▶ _Exercise requirements_: Every line that holds the string "Firmware" is to be identified and copied.

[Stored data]
· · · ·

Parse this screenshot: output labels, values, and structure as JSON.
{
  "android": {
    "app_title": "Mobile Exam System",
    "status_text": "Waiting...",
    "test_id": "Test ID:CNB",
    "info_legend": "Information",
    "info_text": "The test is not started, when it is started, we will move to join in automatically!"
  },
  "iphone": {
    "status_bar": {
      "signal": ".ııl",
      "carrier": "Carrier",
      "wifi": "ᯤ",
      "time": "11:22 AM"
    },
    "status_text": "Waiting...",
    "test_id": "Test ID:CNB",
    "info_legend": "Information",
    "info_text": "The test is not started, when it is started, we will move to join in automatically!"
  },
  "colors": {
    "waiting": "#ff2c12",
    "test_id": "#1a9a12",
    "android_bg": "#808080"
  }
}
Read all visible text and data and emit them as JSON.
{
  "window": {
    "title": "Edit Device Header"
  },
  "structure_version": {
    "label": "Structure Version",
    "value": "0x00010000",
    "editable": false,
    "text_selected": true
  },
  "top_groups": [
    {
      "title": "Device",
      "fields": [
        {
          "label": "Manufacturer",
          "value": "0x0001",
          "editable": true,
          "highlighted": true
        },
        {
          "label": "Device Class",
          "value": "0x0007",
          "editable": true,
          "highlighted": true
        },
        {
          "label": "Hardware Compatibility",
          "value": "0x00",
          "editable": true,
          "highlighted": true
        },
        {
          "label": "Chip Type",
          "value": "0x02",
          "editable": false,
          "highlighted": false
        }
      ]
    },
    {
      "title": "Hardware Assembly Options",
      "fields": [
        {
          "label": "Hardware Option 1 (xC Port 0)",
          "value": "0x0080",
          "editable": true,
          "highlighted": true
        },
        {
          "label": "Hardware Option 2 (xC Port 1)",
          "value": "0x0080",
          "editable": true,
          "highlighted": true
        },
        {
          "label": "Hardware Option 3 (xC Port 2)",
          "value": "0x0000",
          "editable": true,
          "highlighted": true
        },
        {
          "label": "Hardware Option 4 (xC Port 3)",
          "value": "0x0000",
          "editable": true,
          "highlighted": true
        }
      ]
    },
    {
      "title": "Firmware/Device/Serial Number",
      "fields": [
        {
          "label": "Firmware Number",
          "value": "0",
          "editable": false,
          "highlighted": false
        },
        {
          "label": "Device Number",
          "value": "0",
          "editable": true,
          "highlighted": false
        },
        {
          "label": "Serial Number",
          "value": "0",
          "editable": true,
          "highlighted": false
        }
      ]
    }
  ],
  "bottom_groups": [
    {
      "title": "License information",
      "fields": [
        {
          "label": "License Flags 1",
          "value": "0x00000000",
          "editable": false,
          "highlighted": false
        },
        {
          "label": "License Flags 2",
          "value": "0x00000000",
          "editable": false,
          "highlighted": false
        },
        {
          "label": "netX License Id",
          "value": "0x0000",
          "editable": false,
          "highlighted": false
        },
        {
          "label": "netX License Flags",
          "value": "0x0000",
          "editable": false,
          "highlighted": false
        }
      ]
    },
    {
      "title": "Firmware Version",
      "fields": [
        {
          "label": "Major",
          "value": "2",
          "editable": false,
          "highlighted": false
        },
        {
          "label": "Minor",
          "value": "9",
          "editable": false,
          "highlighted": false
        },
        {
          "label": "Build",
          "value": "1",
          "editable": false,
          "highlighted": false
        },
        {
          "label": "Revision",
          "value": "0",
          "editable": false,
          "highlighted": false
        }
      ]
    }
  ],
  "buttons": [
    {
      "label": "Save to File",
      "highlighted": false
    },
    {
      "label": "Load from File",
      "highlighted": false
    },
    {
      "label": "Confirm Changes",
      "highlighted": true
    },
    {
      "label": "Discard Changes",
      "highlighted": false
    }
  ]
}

· · · ·

▶ _Final result_:
      "title": "Firmware/Device/Serial Number",
          "label": "Firmware Number",
      "title": "Firmware Version",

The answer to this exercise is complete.